** Begin Information supplied **

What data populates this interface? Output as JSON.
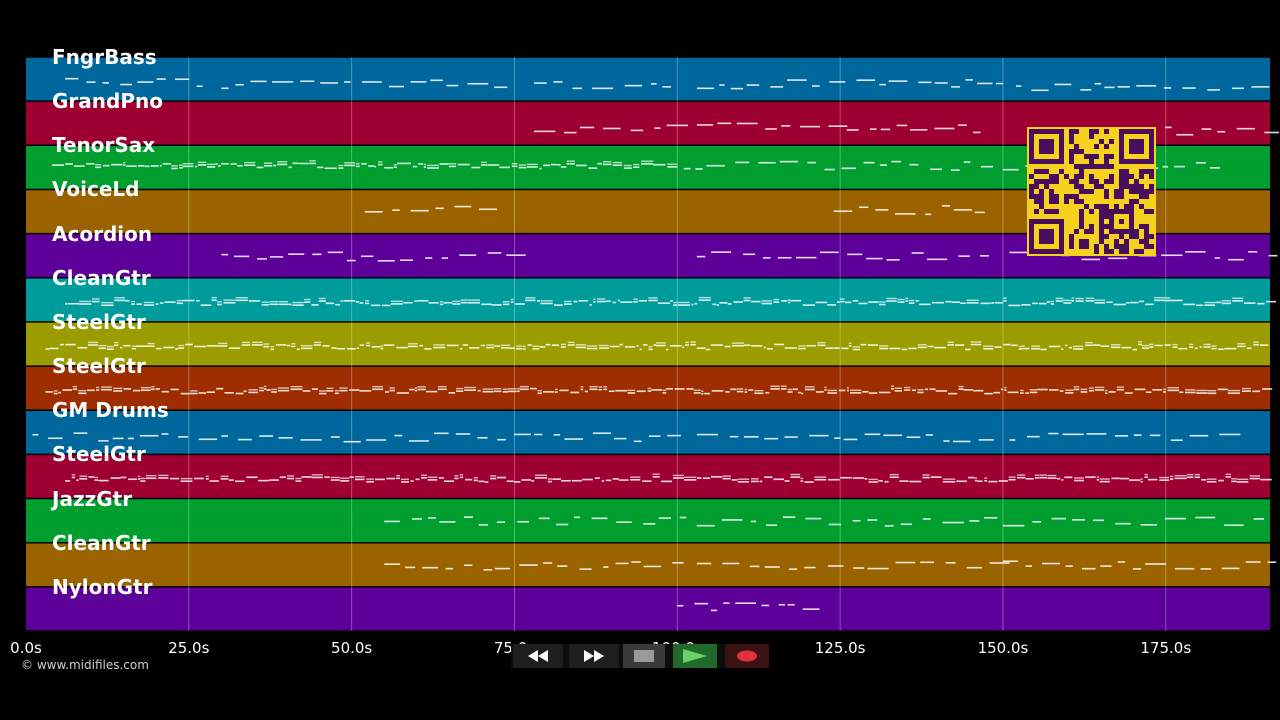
{
  "app": {
    "copyright": "© www.midifiles.com"
  },
  "timeline": {
    "ticks": [
      "0.0s",
      "25.0s",
      "50.0s",
      "75.0s",
      "100.0s",
      "125.0s",
      "150.0s",
      "175.0s"
    ],
    "tick_values": [
      0,
      25,
      50,
      75,
      100,
      125,
      150,
      175
    ],
    "end_seconds": 191
  },
  "tracks": [
    {
      "name": "FngrBass",
      "color": "#00679c",
      "notes": [
        [
          6,
          28,
          0.55
        ],
        [
          30,
          74,
          0.6
        ],
        [
          78,
          100,
          0.62
        ],
        [
          103,
          149,
          0.6
        ],
        [
          152,
          191,
          0.65
        ]
      ]
    },
    {
      "name": "GrandPno",
      "color": "#9e0031",
      "notes": [
        [
          78,
          100,
          0.6
        ],
        [
          103,
          125,
          0.58
        ],
        [
          126,
          148,
          0.62
        ],
        [
          158,
          191,
          0.65
        ]
      ]
    },
    {
      "name": "TenorSax",
      "color": "#009e2e",
      "notes": [
        [
          4,
          99,
          0.45
        ],
        [
          101,
          147,
          0.45
        ],
        [
          150,
          184,
          0.45
        ]
      ]
    },
    {
      "name": "VoiceLd",
      "color": "#9a6300",
      "notes": [
        [
          52,
          74,
          0.45
        ],
        [
          124,
          147,
          0.45
        ]
      ]
    },
    {
      "name": "Acordion",
      "color": "#5d009a",
      "notes": [
        [
          30,
          75,
          0.5
        ],
        [
          103,
          148,
          0.5
        ],
        [
          151,
          191,
          0.48
        ]
      ]
    },
    {
      "name": "CleanGtr",
      "color": "#009c9c",
      "notes": [
        [
          6,
          191,
          0.55
        ]
      ]
    },
    {
      "name": "SteelGtr",
      "color": "#9a9c00",
      "notes": [
        [
          3,
          191,
          0.55
        ]
      ]
    },
    {
      "name": "SteelGtr",
      "color": "#9e2e00",
      "notes": [
        [
          3,
          191,
          0.55
        ]
      ]
    },
    {
      "name": "GM Drums",
      "color": "#00679c",
      "notes": [
        [
          1,
          27,
          0.6
        ],
        [
          30,
          75,
          0.6
        ],
        [
          78,
          100,
          0.6
        ],
        [
          103,
          148,
          0.6
        ],
        [
          151,
          187,
          0.6
        ]
      ]
    },
    {
      "name": "SteelGtr",
      "color": "#9e0031",
      "notes": [
        [
          6,
          191,
          0.55
        ]
      ]
    },
    {
      "name": "JazzGtr",
      "color": "#009e2e",
      "notes": [
        [
          55,
          101,
          0.5
        ],
        [
          103,
          148,
          0.5
        ],
        [
          150,
          191,
          0.5
        ]
      ]
    },
    {
      "name": "CleanGtr",
      "color": "#9a6300",
      "notes": [
        [
          55,
          101,
          0.5
        ],
        [
          103,
          148,
          0.5
        ],
        [
          150,
          191,
          0.5
        ]
      ]
    },
    {
      "name": "NylonGtr",
      "color": "#5d009a",
      "notes": [
        [
          100,
          121,
          0.45
        ]
      ]
    }
  ],
  "transport": {
    "rewind_icon": "rewind-icon",
    "forward_icon": "fast-forward-icon",
    "stop_icon": "stop-icon",
    "play_icon": "play-icon",
    "record_icon": "record-icon",
    "colors": {
      "button_bg": "#1e1e1e",
      "stop_bg": "#3a3a3a",
      "stop_icon": "#9a9a9a",
      "play_bg": "#1f6a2a",
      "play_icon": "#6ad16a",
      "record_bg": "#3b1212",
      "record_icon": "#e0323c"
    }
  },
  "qr_code": {
    "fg": "#4a0f5c",
    "bg": "#f4d21e"
  }
}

** End Information supplied **

Reproduce each record above by retyping it exactly; omit all images.

[Exercise output]
What data populates this interface? Output as JSON.
{
  "app": {
    "copyright": "© www.midifiles.com"
  },
  "timeline": {
    "ticks": [
      "0.0s",
      "25.0s",
      "50.0s",
      "75.0s",
      "100.0s",
      "125.0s",
      "150.0s",
      "175.0s"
    ],
    "tick_values": [
      0,
      25,
      50,
      75,
      100,
      125,
      150,
      175
    ],
    "end_seconds": 191
  },
  "tracks": [
    {
      "name": "FngrBass",
      "color": "#00679c",
      "notes": [
        [
          6,
          28,
          0.55
        ],
        [
          30,
          74,
          0.6
        ],
        [
          78,
          100,
          0.62
        ],
        [
          103,
          149,
          0.6
        ],
        [
          152,
          191,
          0.65
        ]
      ]
    },
    {
      "name": "GrandPno",
      "color": "#9e0031",
      "notes": [
        [
          78,
          100,
          0.6
        ],
        [
          103,
          125,
          0.58
        ],
        [
          126,
          148,
          0.62
        ],
        [
          158,
          191,
          0.65
        ]
      ]
    },
    {
      "name": "TenorSax",
      "color": "#009e2e",
      "notes": [
        [
          4,
          99,
          0.45
        ],
        [
          101,
          147,
          0.45
        ],
        [
          150,
          184,
          0.45
        ]
      ]
    },
    {
      "name": "VoiceLd",
      "color": "#9a6300",
      "notes": [
        [
          52,
          74,
          0.45
        ],
        [
          124,
          147,
          0.45
        ]
      ]
    },
    {
      "name": "Acordion",
      "color": "#5d009a",
      "notes": [
        [
          30,
          75,
          0.5
        ],
        [
          103,
          148,
          0.5
        ],
        [
          151,
          191,
          0.48
        ]
      ]
    },
    {
      "name": "CleanGtr",
      "color": "#009c9c",
      "notes": [
        [
          6,
          191,
          0.55
        ]
      ]
    },
    {
      "name": "SteelGtr",
      "color": "#9a9c00",
      "notes": [
        [
          3,
          191,
          0.55
        ]
      ]
    },
    {
      "name": "SteelGtr",
      "color": "#9e2e00",
      "notes": [
        [
          3,
          191,
          0.55
        ]
      ]
    },
    {
      "name": "GM Drums",
      "color": "#00679c",
      "notes": [
        [
          1,
          27,
          0.6
        ],
        [
          30,
          75,
          0.6
        ],
        [
          78,
          100,
          0.6
        ],
        [
          103,
          148,
          0.6
        ],
        [
          151,
          187,
          0.6
        ]
      ]
    },
    {
      "name": "SteelGtr",
      "color": "#9e0031",
      "notes": [
        [
          6,
          191,
          0.55
        ]
      ]
    },
    {
      "name": "JazzGtr",
      "color": "#009e2e",
      "notes": [
        [
          55,
          101,
          0.5
        ],
        [
          103,
          148,
          0.5
        ],
        [
          150,
          191,
          0.5
        ]
      ]
    },
    {
      "name": "CleanGtr",
      "color": "#9a6300",
      "notes": [
        [
          55,
          101,
          0.5
        ],
        [
          103,
          148,
          0.5
        ],
        [
          150,
          191,
          0.5
        ]
      ]
    },
    {
      "name": "NylonGtr",
      "color": "#5d009a",
      "notes": [
        [
          100,
          121,
          0.45
        ]
      ]
    }
  ],
  "transport": {
    "rewind_icon": "rewind-icon",
    "forward_icon": "fast-forward-icon",
    "stop_icon": "stop-icon",
    "play_icon": "play-icon",
    "record_icon": "record-icon",
    "colors": {
      "button_bg": "#1e1e1e",
      "stop_bg": "#3a3a3a",
      "stop_icon": "#9a9a9a",
      "play_bg": "#1f6a2a",
      "play_icon": "#6ad16a",
      "record_bg": "#3b1212",
      "record_icon": "#e0323c"
    }
  },
  "qr_code": {
    "fg": "#4a0f5c",
    "bg": "#f4d21e"
  }
}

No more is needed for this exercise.